[RECORDS SUPPLIED]
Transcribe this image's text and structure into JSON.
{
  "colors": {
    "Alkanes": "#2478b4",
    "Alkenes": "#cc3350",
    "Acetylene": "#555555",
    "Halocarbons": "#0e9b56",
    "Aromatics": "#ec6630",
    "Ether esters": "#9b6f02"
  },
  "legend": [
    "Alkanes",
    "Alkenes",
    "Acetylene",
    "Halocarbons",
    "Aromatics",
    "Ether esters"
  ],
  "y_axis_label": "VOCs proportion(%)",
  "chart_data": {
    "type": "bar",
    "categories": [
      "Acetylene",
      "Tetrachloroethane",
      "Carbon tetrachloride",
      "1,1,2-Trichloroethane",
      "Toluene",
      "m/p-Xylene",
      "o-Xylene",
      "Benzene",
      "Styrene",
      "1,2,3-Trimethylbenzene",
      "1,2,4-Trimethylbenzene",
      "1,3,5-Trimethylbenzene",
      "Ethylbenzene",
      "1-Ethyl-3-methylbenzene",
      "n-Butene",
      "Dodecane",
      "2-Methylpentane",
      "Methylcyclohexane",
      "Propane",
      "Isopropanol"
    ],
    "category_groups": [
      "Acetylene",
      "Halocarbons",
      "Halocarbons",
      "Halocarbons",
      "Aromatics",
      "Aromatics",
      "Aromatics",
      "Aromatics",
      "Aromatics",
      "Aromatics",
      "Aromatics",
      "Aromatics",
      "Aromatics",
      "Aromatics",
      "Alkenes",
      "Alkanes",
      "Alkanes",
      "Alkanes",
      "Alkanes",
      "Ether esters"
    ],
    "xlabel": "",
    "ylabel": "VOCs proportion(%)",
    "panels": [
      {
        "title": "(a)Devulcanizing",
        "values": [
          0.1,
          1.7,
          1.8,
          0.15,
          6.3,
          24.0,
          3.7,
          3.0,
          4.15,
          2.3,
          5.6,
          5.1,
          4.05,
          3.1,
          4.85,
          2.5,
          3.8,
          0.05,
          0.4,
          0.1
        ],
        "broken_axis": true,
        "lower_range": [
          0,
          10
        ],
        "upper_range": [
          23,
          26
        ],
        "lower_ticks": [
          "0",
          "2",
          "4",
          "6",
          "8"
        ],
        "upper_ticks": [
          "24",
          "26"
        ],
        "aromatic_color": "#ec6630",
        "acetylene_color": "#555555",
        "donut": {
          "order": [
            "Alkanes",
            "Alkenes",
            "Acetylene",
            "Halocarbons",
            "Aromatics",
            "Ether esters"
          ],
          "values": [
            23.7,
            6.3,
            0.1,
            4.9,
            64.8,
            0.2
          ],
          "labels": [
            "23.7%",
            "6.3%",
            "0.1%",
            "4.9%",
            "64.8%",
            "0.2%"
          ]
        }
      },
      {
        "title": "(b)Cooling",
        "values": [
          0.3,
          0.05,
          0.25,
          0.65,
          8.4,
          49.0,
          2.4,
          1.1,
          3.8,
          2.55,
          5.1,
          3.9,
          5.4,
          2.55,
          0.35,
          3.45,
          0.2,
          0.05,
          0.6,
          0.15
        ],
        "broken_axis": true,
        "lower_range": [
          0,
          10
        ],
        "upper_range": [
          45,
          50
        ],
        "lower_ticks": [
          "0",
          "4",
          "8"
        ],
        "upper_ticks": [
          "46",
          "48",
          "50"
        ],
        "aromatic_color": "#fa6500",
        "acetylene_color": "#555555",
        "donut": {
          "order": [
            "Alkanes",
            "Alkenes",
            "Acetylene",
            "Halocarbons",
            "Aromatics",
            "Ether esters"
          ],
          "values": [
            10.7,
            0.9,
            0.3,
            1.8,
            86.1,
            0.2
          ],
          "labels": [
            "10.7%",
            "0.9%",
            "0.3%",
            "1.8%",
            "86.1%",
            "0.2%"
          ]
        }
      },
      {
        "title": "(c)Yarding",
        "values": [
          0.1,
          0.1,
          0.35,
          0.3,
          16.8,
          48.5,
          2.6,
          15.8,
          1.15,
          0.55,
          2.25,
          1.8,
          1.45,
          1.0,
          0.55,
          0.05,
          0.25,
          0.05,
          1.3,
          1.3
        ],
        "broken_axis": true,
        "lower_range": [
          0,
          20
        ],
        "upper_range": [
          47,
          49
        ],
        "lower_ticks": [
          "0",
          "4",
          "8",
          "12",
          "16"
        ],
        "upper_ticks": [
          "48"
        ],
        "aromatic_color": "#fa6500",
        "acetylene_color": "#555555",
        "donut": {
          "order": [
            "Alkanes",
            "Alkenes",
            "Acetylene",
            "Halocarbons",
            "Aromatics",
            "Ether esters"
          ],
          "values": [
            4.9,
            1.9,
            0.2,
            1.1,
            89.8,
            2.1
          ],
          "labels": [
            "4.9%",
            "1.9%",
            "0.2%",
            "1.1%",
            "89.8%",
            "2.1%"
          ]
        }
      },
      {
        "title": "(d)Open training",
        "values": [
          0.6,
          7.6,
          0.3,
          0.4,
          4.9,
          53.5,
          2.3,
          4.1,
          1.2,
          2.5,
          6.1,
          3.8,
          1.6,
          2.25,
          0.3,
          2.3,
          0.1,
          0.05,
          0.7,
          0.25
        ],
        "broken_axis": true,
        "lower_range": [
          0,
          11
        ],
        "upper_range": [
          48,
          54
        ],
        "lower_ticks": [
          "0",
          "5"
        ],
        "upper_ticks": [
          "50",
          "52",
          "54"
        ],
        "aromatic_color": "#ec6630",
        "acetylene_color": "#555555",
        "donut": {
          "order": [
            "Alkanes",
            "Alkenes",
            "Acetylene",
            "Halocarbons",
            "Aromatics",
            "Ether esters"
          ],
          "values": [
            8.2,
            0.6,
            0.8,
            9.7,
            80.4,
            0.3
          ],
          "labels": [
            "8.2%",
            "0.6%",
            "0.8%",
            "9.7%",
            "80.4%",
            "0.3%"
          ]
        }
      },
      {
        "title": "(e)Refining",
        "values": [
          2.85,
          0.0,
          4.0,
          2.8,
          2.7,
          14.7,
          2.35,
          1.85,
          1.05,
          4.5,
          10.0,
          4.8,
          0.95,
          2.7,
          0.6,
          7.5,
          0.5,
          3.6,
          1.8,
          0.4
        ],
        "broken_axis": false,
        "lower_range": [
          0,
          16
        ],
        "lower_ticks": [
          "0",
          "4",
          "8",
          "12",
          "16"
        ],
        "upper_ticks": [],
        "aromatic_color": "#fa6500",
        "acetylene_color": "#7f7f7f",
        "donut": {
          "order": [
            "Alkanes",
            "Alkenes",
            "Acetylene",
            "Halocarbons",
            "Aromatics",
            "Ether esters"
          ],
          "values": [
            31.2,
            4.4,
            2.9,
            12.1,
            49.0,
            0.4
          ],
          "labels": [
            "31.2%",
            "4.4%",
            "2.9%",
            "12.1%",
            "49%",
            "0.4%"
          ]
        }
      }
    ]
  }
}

[WHAT NEEDS TO BE DONE] Extract the full set of entries word for word.

[ANSWER TO THE TASK]
Transcribe this image's text and structure into JSON.
{
  "colors": {
    "Alkanes": "#2478b4",
    "Alkenes": "#cc3350",
    "Acetylene": "#555555",
    "Halocarbons": "#0e9b56",
    "Aromatics": "#ec6630",
    "Ether esters": "#9b6f02"
  },
  "legend": [
    "Alkanes",
    "Alkenes",
    "Acetylene",
    "Halocarbons",
    "Aromatics",
    "Ether esters"
  ],
  "y_axis_label": "VOCs proportion(%)",
  "chart_data": {
    "type": "bar",
    "categories": [
      "Acetylene",
      "Tetrachloroethane",
      "Carbon tetrachloride",
      "1,1,2-Trichloroethane",
      "Toluene",
      "m/p-Xylene",
      "o-Xylene",
      "Benzene",
      "Styrene",
      "1,2,3-Trimethylbenzene",
      "1,2,4-Trimethylbenzene",
      "1,3,5-Trimethylbenzene",
      "Ethylbenzene",
      "1-Ethyl-3-methylbenzene",
      "n-Butene",
      "Dodecane",
      "2-Methylpentane",
      "Methylcyclohexane",
      "Propane",
      "Isopropanol"
    ],
    "category_groups": [
      "Acetylene",
      "Halocarbons",
      "Halocarbons",
      "Halocarbons",
      "Aromatics",
      "Aromatics",
      "Aromatics",
      "Aromatics",
      "Aromatics",
      "Aromatics",
      "Aromatics",
      "Aromatics",
      "Aromatics",
      "Aromatics",
      "Alkenes",
      "Alkanes",
      "Alkanes",
      "Alkanes",
      "Alkanes",
      "Ether esters"
    ],
    "xlabel": "",
    "ylabel": "VOCs proportion(%)",
    "panels": [
      {
        "title": "(a)Devulcanizing",
        "values": [
          0.1,
          1.7,
          1.8,
          0.15,
          6.3,
          24.0,
          3.7,
          3.0,
          4.15,
          2.3,
          5.6,
          5.1,
          4.05,
          3.1,
          4.85,
          2.5,
          3.8,
          0.05,
          0.4,
          0.1
        ],
        "broken_axis": true,
        "lower_range": [
          0,
          10
        ],
        "upper_range": [
          23,
          26
        ],
        "lower_ticks": [
          "0",
          "2",
          "4",
          "6",
          "8"
        ],
        "upper_ticks": [
          "24",
          "26"
        ],
        "aromatic_color": "#ec6630",
        "acetylene_color": "#555555",
        "donut": {
          "order": [
            "Alkanes",
            "Alkenes",
            "Acetylene",
            "Halocarbons",
            "Aromatics",
            "Ether esters"
          ],
          "values": [
            23.7,
            6.3,
            0.1,
            4.9,
            64.8,
            0.2
          ],
          "labels": [
            "23.7%",
            "6.3%",
            "0.1%",
            "4.9%",
            "64.8%",
            "0.2%"
          ]
        }
      },
      {
        "title": "(b)Cooling",
        "values": [
          0.3,
          0.05,
          0.25,
          0.65,
          8.4,
          49.0,
          2.4,
          1.1,
          3.8,
          2.55,
          5.1,
          3.9,
          5.4,
          2.55,
          0.35,
          3.45,
          0.2,
          0.05,
          0.6,
          0.15
        ],
        "broken_axis": true,
        "lower_range": [
          0,
          10
        ],
        "upper_range": [
          45,
          50
        ],
        "lower_ticks": [
          "0",
          "4",
          "8"
        ],
        "upper_ticks": [
          "46",
          "48",
          "50"
        ],
        "aromatic_color": "#fa6500",
        "acetylene_color": "#555555",
        "donut": {
          "order": [
            "Alkanes",
            "Alkenes",
            "Acetylene",
            "Halocarbons",
            "Aromatics",
            "Ether esters"
          ],
          "values": [
            10.7,
            0.9,
            0.3,
            1.8,
            86.1,
            0.2
          ],
          "labels": [
            "10.7%",
            "0.9%",
            "0.3%",
            "1.8%",
            "86.1%",
            "0.2%"
          ]
        }
      },
      {
        "title": "(c)Yarding",
        "values": [
          0.1,
          0.1,
          0.35,
          0.3,
          16.8,
          48.5,
          2.6,
          15.8,
          1.15,
          0.55,
          2.25,
          1.8,
          1.45,
          1.0,
          0.55,
          0.05,
          0.25,
          0.05,
          1.3,
          1.3
        ],
        "broken_axis": true,
        "lower_range": [
          0,
          20
        ],
        "upper_range": [
          47,
          49
        ],
        "lower_ticks": [
          "0",
          "4",
          "8",
          "12",
          "16"
        ],
        "upper_ticks": [
          "48"
        ],
        "aromatic_color": "#fa6500",
        "acetylene_color": "#555555",
        "donut": {
          "order": [
            "Alkanes",
            "Alkenes",
            "Acetylene",
            "Halocarbons",
            "Aromatics",
            "Ether esters"
          ],
          "values": [
            4.9,
            1.9,
            0.2,
            1.1,
            89.8,
            2.1
          ],
          "labels": [
            "4.9%",
            "1.9%",
            "0.2%",
            "1.1%",
            "89.8%",
            "2.1%"
          ]
        }
      },
      {
        "title": "(d)Open training",
        "values": [
          0.6,
          7.6,
          0.3,
          0.4,
          4.9,
          53.5,
          2.3,
          4.1,
          1.2,
          2.5,
          6.1,
          3.8,
          1.6,
          2.25,
          0.3,
          2.3,
          0.1,
          0.05,
          0.7,
          0.25
        ],
        "broken_axis": true,
        "lower_range": [
          0,
          11
        ],
        "upper_range": [
          48,
          54
        ],
        "lower_ticks": [
          "0",
          "5"
        ],
        "upper_ticks": [
          "50",
          "52",
          "54"
        ],
        "aromatic_color": "#ec6630",
        "acetylene_color": "#555555",
        "donut": {
          "order": [
            "Alkanes",
            "Alkenes",
            "Acetylene",
            "Halocarbons",
            "Aromatics",
            "Ether esters"
          ],
          "values": [
            8.2,
            0.6,
            0.8,
            9.7,
            80.4,
            0.3
          ],
          "labels": [
            "8.2%",
            "0.6%",
            "0.8%",
            "9.7%",
            "80.4%",
            "0.3%"
          ]
        }
      },
      {
        "title": "(e)Refining",
        "values": [
          2.85,
          0.0,
          4.0,
          2.8,
          2.7,
          14.7,
          2.35,
          1.85,
          1.05,
          4.5,
          10.0,
          4.8,
          0.95,
          2.7,
          0.6,
          7.5,
          0.5,
          3.6,
          1.8,
          0.4
        ],
        "broken_axis": false,
        "lower_range": [
          0,
          16
        ],
        "lower_ticks": [
          "0",
          "4",
          "8",
          "12",
          "16"
        ],
        "upper_ticks": [],
        "aromatic_color": "#fa6500",
        "acetylene_color": "#7f7f7f",
        "donut": {
          "order": [
            "Alkanes",
            "Alkenes",
            "Acetylene",
            "Halocarbons",
            "Aromatics",
            "Ether esters"
          ],
          "values": [
            31.2,
            4.4,
            2.9,
            12.1,
            49.0,
            0.4
          ],
          "labels": [
            "31.2%",
            "4.4%",
            "2.9%",
            "12.1%",
            "49%",
            "0.4%"
          ]
        }
      }
    ]
  }
}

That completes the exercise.